WHAT NEEDS TO BE DONE:
Identify each line in the records below that contains the word "Papertrans", and copy it.

DATA ENTRIES:
::::

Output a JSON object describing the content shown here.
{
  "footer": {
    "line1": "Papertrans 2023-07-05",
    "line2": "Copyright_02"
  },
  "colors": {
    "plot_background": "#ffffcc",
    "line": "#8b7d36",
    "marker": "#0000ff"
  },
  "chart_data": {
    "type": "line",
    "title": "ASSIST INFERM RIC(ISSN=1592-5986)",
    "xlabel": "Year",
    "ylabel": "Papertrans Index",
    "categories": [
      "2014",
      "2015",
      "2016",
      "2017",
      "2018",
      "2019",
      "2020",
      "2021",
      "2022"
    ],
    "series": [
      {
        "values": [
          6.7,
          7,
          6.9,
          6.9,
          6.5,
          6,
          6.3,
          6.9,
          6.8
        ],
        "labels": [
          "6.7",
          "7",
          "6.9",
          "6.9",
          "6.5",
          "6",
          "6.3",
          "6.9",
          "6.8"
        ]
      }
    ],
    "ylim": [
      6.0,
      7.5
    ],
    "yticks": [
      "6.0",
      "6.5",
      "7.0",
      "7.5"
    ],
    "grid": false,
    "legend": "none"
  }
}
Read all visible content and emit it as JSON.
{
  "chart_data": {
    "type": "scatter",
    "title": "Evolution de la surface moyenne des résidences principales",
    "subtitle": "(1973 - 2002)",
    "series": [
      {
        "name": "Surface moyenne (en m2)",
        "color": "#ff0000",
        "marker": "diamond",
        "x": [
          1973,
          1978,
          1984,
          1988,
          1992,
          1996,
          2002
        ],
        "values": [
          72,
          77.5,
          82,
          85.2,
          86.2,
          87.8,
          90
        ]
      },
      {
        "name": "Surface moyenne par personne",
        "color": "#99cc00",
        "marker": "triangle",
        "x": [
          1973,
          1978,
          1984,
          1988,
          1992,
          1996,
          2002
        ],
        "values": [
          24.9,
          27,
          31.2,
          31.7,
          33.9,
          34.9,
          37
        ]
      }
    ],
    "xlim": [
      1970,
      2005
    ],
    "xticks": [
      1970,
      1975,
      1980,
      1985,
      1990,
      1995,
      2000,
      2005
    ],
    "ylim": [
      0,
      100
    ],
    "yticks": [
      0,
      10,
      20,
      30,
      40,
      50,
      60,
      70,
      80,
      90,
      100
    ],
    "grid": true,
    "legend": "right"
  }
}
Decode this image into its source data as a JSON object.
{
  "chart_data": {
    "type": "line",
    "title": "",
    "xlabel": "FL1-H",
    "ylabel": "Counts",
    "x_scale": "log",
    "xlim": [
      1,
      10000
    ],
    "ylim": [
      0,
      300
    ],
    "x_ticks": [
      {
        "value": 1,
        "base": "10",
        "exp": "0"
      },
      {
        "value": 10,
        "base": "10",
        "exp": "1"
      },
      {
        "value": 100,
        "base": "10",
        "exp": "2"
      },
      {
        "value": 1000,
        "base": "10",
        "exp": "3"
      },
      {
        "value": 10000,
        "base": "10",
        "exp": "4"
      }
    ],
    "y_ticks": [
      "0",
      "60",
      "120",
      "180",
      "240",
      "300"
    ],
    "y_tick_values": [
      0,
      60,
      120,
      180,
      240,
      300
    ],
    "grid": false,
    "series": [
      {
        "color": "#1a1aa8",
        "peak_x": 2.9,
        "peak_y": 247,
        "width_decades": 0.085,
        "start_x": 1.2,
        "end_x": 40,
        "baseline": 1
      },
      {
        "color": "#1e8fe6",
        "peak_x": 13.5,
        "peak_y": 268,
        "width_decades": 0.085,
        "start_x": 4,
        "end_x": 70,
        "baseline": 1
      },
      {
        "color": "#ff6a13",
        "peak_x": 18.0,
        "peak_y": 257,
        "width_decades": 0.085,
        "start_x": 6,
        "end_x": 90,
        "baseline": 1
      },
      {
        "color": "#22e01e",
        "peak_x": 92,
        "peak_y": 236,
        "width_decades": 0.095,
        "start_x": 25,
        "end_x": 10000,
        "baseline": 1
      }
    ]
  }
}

::::

ANSWER BELOW:
    "line1": "Papertrans 2023-07-05",
    "ylabel": "Papertrans Index",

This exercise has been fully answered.